Check every line below for the word "quali" and copy the ones that have it.

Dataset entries
◇ ◇ ◇ ◇ ◇

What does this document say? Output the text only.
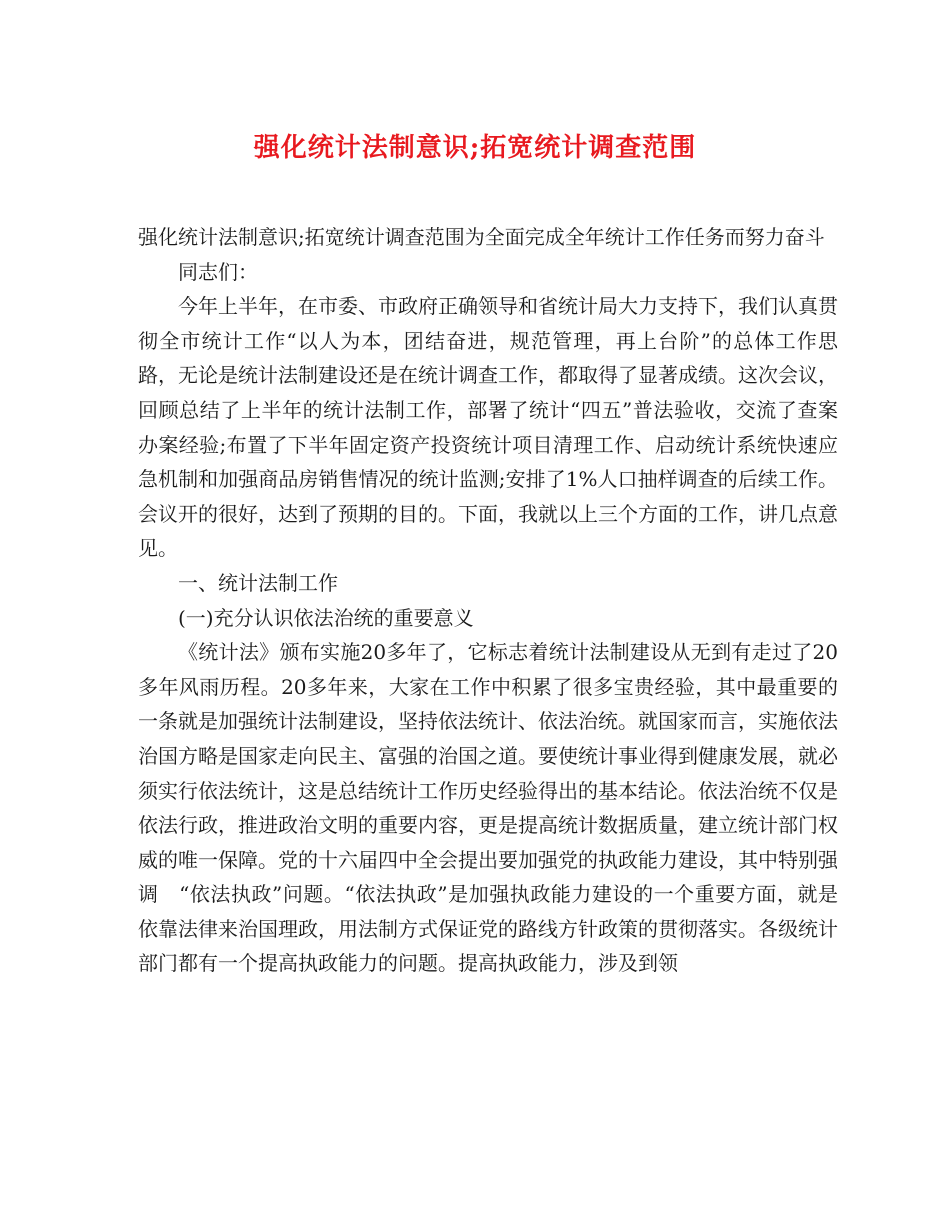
强化统计法制意识;拓宽统计调查范围

强化统计法制意识;拓宽统计调查范围为全面完成全年统计工作任务而努力奋斗

同志们：

今年上半年，在市委、市政府正确领导和省统计局大力支持下，我们认真贯彻全市统计工作“以人为本，团结奋进，规范管理，再上台阶”的总体工作思路，无论是统计法制建设还是在统计调查工作，都取得了显著成绩。这次会议，回顾总结了上半年的统计法制工作，部署了统计“四五”普法验收，交流了查案办案经验;布置了下半年固定资产投资统计项目清理工作、启动统计系统快速应急机制和加强商品房销售情况的统计监测;安排了1%人口抽样调查的后续工作。会议开的很好，达到了预期的目的。下面，我就以上三个方面的工作，讲几点意见。

一、统计法制工作

(一)充分认识依法治统的重要意义

《统计法》颁布实施20多年了，它标志着统计法制建设从无到有走过了20多年风雨历程。20多年来，大家在工作中积累了很多宝贵经验，其中最重要的一条就是加强统计法制建设，坚持依法统计、依法治统。就国家而言，实施依法治国方略是国家走向民主、富强的治国之道。要使统计事业得到健康发展，就必须实行依法统计，这是总结统计工作历史经验得出的基本结论。依法治统不仅是依法行政，推进政治文明的重要内容，更是提高统计数据质量，建立统计部门权威的唯一保障。党的十六届四中全会提出要加强党的执政能力建设，其中特别强调　“依法执政”问题。“依法执政”是加强执政能力建设的一个重要方面，就是依靠法律来治国理政，用法制方式保证党的路线方针政策的贯彻落实。各级统计部门都有一个提高执政能力的问题。提高执政能力，涉及到领
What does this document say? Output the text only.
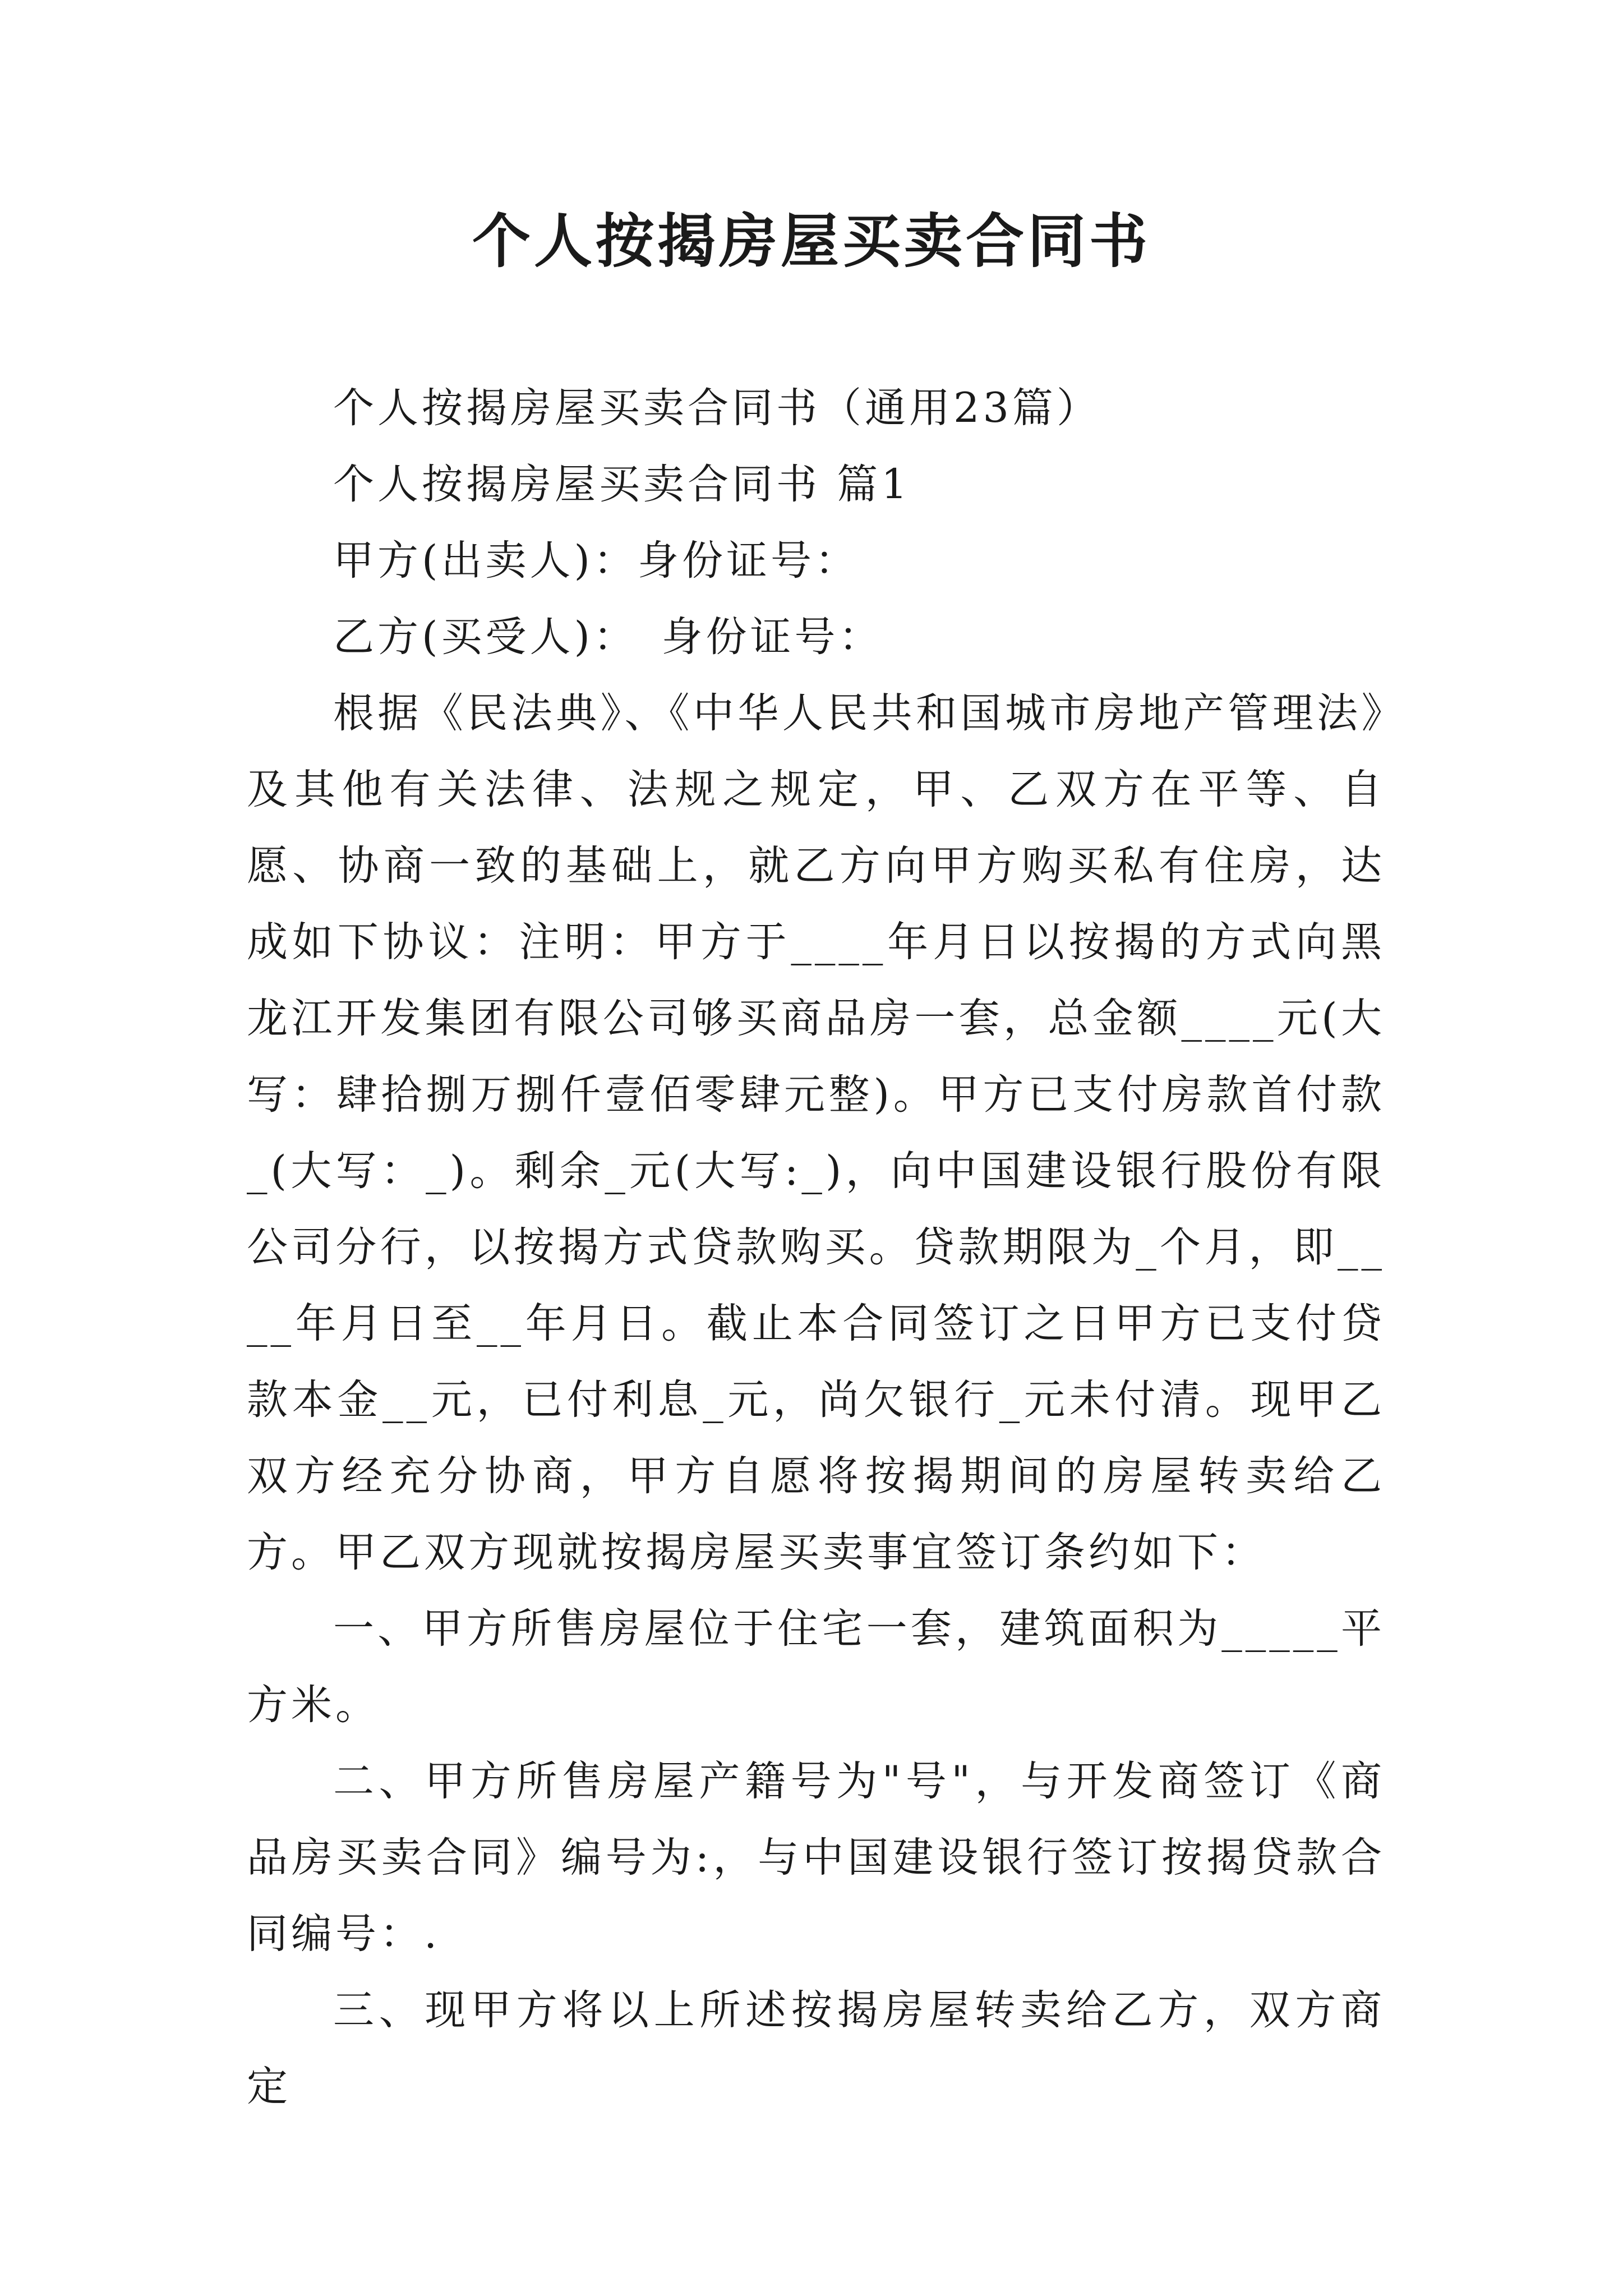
个人按揭房屋买卖合同书

个人按揭房屋买卖合同书（通用23篇）

个人按揭房屋买卖合同书 篇1

甲方(出卖人)：身份证号：

乙方(买受人)：　身份证号：

根据《民法典》、《中华人民共和国城市房地产管理法》及其他有关法律、法规之规定，甲、乙双方在平等、自愿、协商一致的基础上，就乙方向甲方购买私有住房，达成如下协议：注明：甲方于____年月日以按揭的方式向黑龙江开发集团有限公司够买商品房一套，总金额____元(大写：肆拾捌万捌仟壹佰零肆元整)。甲方已支付房款首付款_(大写：_)。剩余_元(大写:_)，向中国建设银行股份有限公司分行，以按揭方式贷款购买。贷款期限为_个月，即____年月日至__年月日。截止本合同签订之日甲方已支付贷款本金__元，已付利息_元，尚欠银行_元未付清。现甲乙双方经充分协商，甲方自愿将按揭期间的房屋转卖给乙方。甲乙双方现就按揭房屋买卖事宜签订条约如下：

一、甲方所售房屋位于住宅一套，建筑面积为_____平方米。

二、甲方所售房屋产籍号为"号"，与开发商签订《商品房买卖合同》编号为:，与中国建设银行签订按揭贷款合同编号：.

三、现甲方将以上所述按揭房屋转卖给乙方，双方商定
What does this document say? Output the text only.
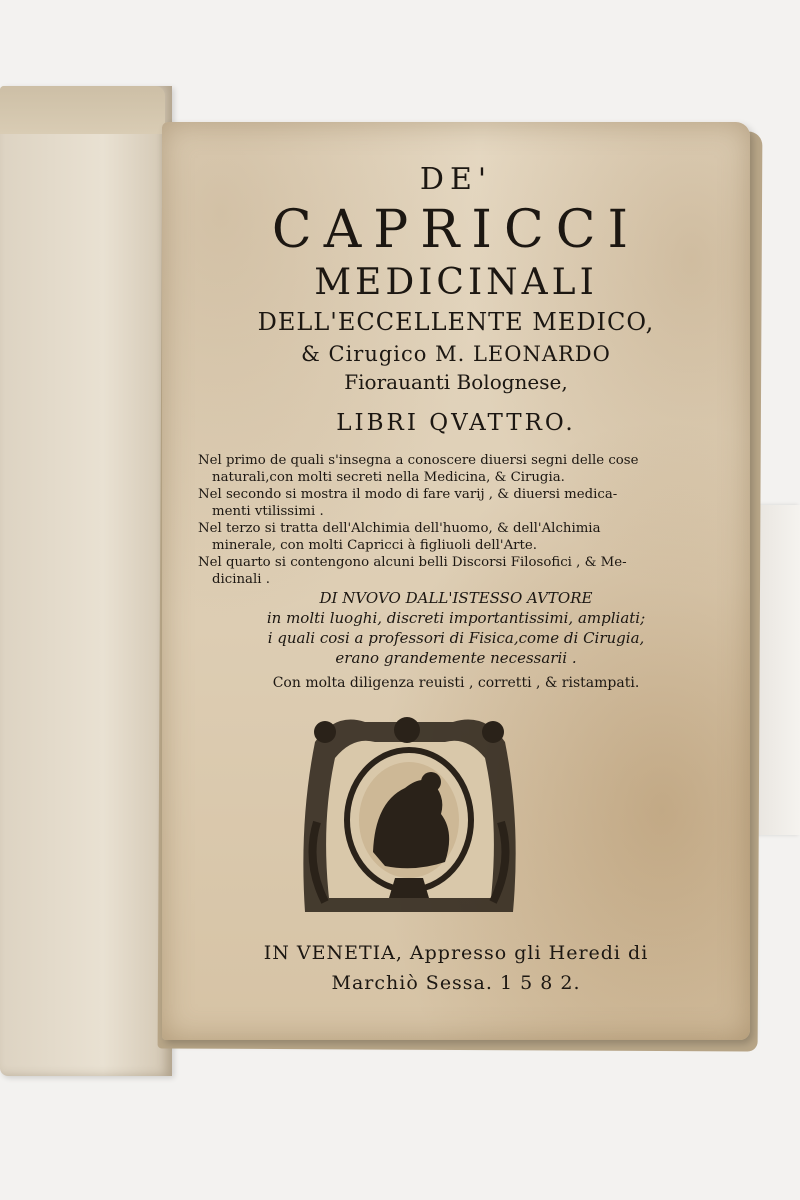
DE'
CAPRICCI
MEDICINALI
DELL'ECCELLENTE MEDICO,
& Cirugico M. LEONARDO
Fiorauanti Bolognese,
LIBRI QVATTRO.
Nel primo de quali s'insegna a conoscere diuersi segni delle cose
naturali,con molti secreti nella Medicina, & Cirugia.
Nel secondo si mostra il modo di fare varij , & diuersi medica-
menti vtilissimi .
Nel terzo si tratta dell'Alchimia dell'huomo, & dell'Alchimia
minerale, con molti Capricci à figliuoli dell'Arte.
Nel quarto si contengono alcuni belli Discorsi Filosofici , & Me-
dicinali .
DI NVOVO DALL'ISTESSO AVTORE
in molti luoghi, discreti importantissimi, ampliati;
i quali cosi a professori di Fisica,come di Cirugia,
erano grandemente necessarii .
Con molta diligenza reuisti , corretti , & ristampati.
IN VENETIA, Appresso gli Heredi di
Marchiò Sessa. 1 5 8 2.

◇ ◇ ◇ ◇ ◇

§ Written solution
Nel primo de quali s'insegna a conoscere diuersi segni delle cose
i quali cosi a professori di Fisica,come di Cirugia,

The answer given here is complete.